Texte ->
-------------------------

Il a acquis, après une for­ma­tion de haut niveau, au cours de sa vie pro­fes­sion­nelle en entre­prise, une expé­rience et une exper­tise recon­nues dans son domaine. Sou­vent il a exer­cé des res­pon­sa­bi­li­tés à des postes éle­vés, il sait agir effi­ca­ce­ment et être un homme de déci­sion. Il s’est éga­le­ment consti­tué un réseau de pro­fes­sion­nels de qua­li­té, avec les­quels il a eu l’ha­bi­tude de travailler.

Construire sa réussite

P. Gil­lier et D. Fau­con­nier pro­posent dans leur article « Deux par­cours, une vision dif­fé­ren­ciée de l’in­dé­pen­dant », une réflexion à deux voix sur les par­cours, les évo­lu­tions, les aléas du métier en met­tant très fine­ment en valeur l’i­dée que c’est à chaque consul­tant de construire sa réus­site en fonc­tion de son expé­rience, de ce qu’il est et de son sec­teur d’activité.

-------------------------

Données fournies ->
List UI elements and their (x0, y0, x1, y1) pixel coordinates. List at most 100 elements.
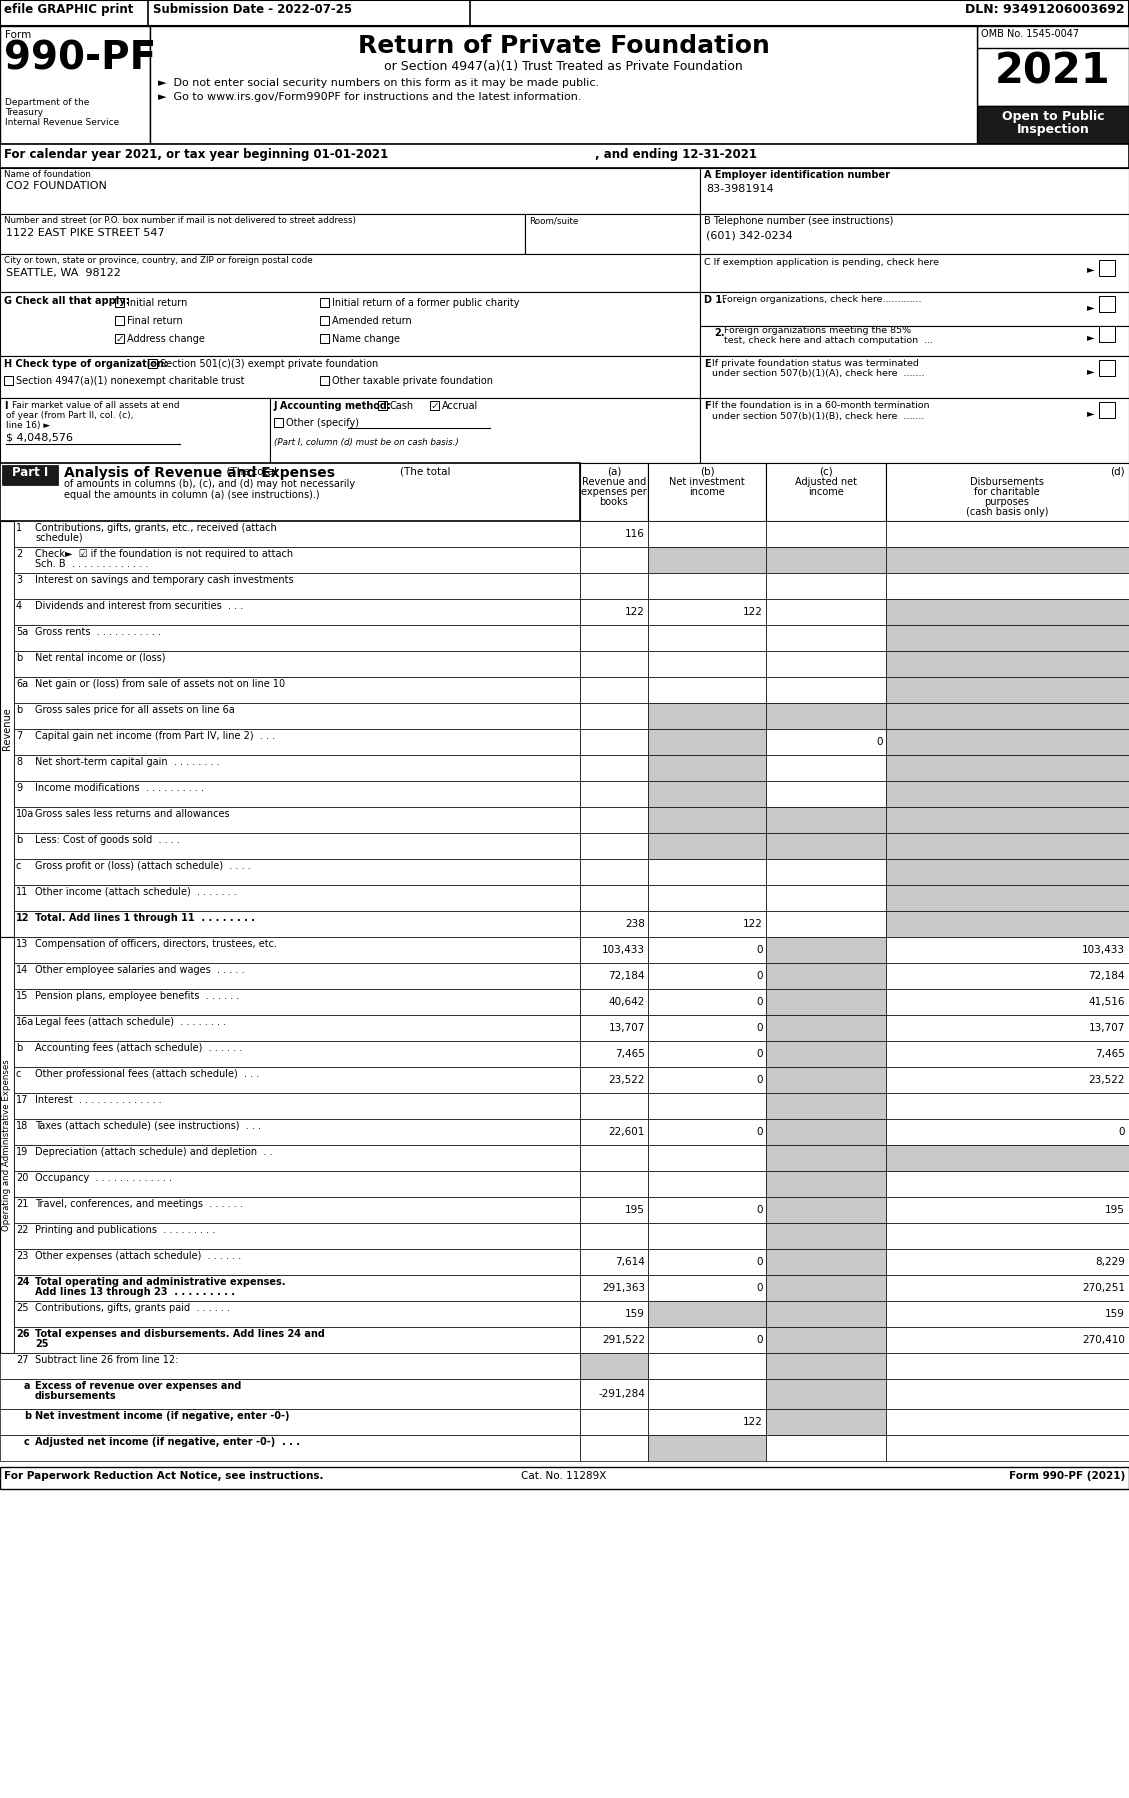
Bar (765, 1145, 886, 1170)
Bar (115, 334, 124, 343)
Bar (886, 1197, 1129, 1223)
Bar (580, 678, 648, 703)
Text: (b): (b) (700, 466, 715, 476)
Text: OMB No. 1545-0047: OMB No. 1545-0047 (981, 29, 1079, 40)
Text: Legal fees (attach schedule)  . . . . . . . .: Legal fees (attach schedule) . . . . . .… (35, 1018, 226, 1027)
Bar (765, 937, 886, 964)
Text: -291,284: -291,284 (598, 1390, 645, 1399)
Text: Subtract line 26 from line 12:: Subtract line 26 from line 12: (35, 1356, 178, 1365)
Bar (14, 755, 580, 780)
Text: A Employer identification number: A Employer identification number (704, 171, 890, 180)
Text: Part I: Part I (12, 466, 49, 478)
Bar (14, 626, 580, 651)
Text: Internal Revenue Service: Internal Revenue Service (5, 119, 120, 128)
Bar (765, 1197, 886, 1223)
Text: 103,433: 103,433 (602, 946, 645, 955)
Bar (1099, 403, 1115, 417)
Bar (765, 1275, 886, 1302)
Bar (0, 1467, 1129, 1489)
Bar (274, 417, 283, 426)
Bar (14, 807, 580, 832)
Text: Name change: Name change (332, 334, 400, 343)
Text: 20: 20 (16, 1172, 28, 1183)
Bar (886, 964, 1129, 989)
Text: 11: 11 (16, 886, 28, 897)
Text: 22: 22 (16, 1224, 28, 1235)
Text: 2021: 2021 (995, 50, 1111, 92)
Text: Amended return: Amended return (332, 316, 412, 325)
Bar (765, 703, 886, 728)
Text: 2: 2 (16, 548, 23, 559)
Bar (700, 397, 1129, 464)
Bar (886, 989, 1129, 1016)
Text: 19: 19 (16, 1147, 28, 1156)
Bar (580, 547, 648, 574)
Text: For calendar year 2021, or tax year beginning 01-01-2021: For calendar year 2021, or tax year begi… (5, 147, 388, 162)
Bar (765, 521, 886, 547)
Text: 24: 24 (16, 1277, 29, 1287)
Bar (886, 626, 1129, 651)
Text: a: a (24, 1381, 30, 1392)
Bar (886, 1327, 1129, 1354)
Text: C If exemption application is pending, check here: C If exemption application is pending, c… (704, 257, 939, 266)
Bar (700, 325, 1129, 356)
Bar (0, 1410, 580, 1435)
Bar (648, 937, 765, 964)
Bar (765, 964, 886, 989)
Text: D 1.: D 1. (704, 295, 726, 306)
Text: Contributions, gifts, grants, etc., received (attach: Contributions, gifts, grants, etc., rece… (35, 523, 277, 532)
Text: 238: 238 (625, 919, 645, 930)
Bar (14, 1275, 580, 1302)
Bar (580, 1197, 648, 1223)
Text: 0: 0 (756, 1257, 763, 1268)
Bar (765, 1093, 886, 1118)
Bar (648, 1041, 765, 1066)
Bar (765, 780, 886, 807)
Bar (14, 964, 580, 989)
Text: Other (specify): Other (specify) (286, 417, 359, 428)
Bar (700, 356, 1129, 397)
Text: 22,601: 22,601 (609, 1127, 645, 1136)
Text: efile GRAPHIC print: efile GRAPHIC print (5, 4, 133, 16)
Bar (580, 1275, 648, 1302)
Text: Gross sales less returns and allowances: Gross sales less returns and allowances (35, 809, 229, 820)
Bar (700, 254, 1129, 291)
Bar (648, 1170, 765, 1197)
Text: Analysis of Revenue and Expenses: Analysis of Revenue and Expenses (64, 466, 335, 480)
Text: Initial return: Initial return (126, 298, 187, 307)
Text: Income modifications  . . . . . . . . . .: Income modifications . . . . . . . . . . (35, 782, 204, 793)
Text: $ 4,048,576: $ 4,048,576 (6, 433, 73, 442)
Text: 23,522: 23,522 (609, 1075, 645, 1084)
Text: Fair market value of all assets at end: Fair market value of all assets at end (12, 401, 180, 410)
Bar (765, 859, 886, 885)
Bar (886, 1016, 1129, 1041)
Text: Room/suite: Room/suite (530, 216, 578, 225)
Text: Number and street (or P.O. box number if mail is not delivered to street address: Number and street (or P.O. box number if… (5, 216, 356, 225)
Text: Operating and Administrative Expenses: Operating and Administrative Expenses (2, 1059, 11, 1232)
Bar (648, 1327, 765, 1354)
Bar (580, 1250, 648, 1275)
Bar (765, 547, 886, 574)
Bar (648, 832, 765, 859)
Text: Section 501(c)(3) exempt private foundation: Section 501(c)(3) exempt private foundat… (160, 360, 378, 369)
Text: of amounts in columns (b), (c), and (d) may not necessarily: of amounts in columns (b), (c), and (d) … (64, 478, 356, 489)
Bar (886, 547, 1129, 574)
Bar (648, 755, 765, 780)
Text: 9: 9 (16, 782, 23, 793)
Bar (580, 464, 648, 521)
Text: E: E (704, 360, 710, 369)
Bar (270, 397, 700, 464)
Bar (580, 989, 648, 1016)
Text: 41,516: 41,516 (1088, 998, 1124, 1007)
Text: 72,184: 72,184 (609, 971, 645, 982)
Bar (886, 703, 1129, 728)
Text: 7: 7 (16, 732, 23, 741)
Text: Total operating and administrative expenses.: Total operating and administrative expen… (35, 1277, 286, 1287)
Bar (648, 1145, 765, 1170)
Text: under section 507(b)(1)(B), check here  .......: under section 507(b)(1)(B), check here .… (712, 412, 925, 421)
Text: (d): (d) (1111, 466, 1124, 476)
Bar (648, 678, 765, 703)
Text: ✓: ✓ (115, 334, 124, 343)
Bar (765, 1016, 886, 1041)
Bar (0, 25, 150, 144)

-------------------------

Travail à faire ->
1 – Dans le texte sur le consultant indépendant, relevez tous les éléments en fonction desquels chaque consultant doit construire sa réussite.
2 – Écrivez la suite du texte sur le consultant indépendant après sa dernière phrase.
Les entrées ne servent pas pour ce travail.

Corrigé ->
1 – son expérience ; ce qu'il est ; son secteur d'activité

2 –
Savoir agir

Le consul­tant indé­pen­dant a la com­pé­tence tech­nique, les capa­ci­tés d’a­na­lyse, une forte réac­ti­vi­té, le sens et le goût d’une rela­tion humaine per­son­na­li­sée. Il sait inter­ro­ger ses cer­ti­tudes, se remettre en cause, faire preuve de créa­ti­vi­té. P. Pou­lin, dans son article « Mana­ger en lea­der : choi­sir ses repré­sen­ta­tions, rêver ses objec­tifs, déve­lop­per son atten­tion », explique clai­re­ment les béné­fices d’une telle atti­tude, dans la conduite d’une mis­sion appa­rem­ment impos­sible. Il met au ser­vice de ses clients ses qua­li­tés essen­tielles : une pen­sée vive au ser­vice d’une grande capa­ci­té à agir.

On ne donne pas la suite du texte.